__Available data__.
.....

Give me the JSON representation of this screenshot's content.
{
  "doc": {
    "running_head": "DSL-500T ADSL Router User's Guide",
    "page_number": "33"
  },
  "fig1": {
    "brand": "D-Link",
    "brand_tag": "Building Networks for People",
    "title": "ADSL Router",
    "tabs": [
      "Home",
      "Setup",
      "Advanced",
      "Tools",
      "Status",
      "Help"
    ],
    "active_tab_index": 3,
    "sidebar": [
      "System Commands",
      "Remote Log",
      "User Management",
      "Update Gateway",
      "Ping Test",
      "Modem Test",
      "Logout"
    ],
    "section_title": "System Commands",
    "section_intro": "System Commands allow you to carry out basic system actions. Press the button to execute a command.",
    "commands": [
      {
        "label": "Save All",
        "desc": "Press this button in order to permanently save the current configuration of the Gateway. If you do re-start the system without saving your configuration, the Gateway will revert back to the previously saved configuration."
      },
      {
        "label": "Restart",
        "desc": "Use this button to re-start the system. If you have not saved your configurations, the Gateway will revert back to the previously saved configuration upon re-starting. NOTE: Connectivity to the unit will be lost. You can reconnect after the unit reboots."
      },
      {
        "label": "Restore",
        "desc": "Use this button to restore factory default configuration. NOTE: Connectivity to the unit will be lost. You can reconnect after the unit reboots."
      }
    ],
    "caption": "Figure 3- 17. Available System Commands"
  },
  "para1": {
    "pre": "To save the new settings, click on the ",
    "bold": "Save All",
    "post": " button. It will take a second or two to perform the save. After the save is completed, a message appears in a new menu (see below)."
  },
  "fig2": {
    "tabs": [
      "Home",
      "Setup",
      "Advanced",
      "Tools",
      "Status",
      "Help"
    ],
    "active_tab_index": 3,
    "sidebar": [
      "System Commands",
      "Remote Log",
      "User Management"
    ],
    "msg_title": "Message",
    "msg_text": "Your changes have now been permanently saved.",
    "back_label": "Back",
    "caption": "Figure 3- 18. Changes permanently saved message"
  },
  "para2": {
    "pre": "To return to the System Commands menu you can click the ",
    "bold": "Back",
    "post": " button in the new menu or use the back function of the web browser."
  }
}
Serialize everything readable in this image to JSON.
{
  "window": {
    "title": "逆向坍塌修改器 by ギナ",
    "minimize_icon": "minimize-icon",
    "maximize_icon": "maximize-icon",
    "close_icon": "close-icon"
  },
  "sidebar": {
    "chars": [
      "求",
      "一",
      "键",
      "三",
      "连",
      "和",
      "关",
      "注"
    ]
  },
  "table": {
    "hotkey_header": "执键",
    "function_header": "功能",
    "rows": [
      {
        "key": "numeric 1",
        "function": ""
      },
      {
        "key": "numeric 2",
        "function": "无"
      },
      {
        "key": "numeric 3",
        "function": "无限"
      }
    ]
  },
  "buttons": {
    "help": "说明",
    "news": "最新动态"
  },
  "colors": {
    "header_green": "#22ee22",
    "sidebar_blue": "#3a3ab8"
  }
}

.....

__Required work__.
Go through the data and return every record exactly.

__Exercise output__.
Give me the JSON representation of this screenshot's content.
{
  "doc": {
    "running_head": "DSL-500T ADSL Router User's Guide",
    "page_number": "33"
  },
  "fig1": {
    "brand": "D-Link",
    "brand_tag": "Building Networks for People",
    "title": "ADSL Router",
    "tabs": [
      "Home",
      "Setup",
      "Advanced",
      "Tools",
      "Status",
      "Help"
    ],
    "active_tab_index": 3,
    "sidebar": [
      "System Commands",
      "Remote Log",
      "User Management",
      "Update Gateway",
      "Ping Test",
      "Modem Test",
      "Logout"
    ],
    "section_title": "System Commands",
    "section_intro": "System Commands allow you to carry out basic system actions. Press the button to execute a command.",
    "commands": [
      {
        "label": "Save All",
        "desc": "Press this button in order to permanently save the current configuration of the Gateway. If you do re-start the system without saving your configuration, the Gateway will revert back to the previously saved configuration."
      },
      {
        "label": "Restart",
        "desc": "Use this button to re-start the system. If you have not saved your configurations, the Gateway will revert back to the previously saved configuration upon re-starting. NOTE: Connectivity to the unit will be lost. You can reconnect after the unit reboots."
      },
      {
        "label": "Restore",
        "desc": "Use this button to restore factory default configuration. NOTE: Connectivity to the unit will be lost. You can reconnect after the unit reboots."
      }
    ],
    "caption": "Figure 3- 17. Available System Commands"
  },
  "para1": {
    "pre": "To save the new settings, click on the ",
    "bold": "Save All",
    "post": " button. It will take a second or two to perform the save. After the save is completed, a message appears in a new menu (see below)."
  },
  "fig2": {
    "tabs": [
      "Home",
      "Setup",
      "Advanced",
      "Tools",
      "Status",
      "Help"
    ],
    "active_tab_index": 3,
    "sidebar": [
      "System Commands",
      "Remote Log",
      "User Management"
    ],
    "msg_title": "Message",
    "msg_text": "Your changes have now been permanently saved.",
    "back_label": "Back",
    "caption": "Figure 3- 18. Changes permanently saved message"
  },
  "para2": {
    "pre": "To return to the System Commands menu you can click the ",
    "bold": "Back",
    "post": " button in the new menu or use the back function of the web browser."
  }
}
Serialize everything readable in this image to JSON.
{
  "window": {
    "title": "逆向坍塌修改器 by ギナ",
    "minimize_icon": "minimize-icon",
    "maximize_icon": "maximize-icon",
    "close_icon": "close-icon"
  },
  "sidebar": {
    "chars": [
      "求",
      "一",
      "键",
      "三",
      "连",
      "和",
      "关",
      "注"
    ]
  },
  "table": {
    "hotkey_header": "执键",
    "function_header": "功能",
    "rows": [
      {
        "key": "numeric 1",
        "function": ""
      },
      {
        "key": "numeric 2",
        "function": "无"
      },
      {
        "key": "numeric 3",
        "function": "无限"
      }
    ]
  },
  "buttons": {
    "help": "说明",
    "news": "最新动态"
  },
  "colors": {
    "header_green": "#22ee22",
    "sidebar_blue": "#3a3ab8"
  }
}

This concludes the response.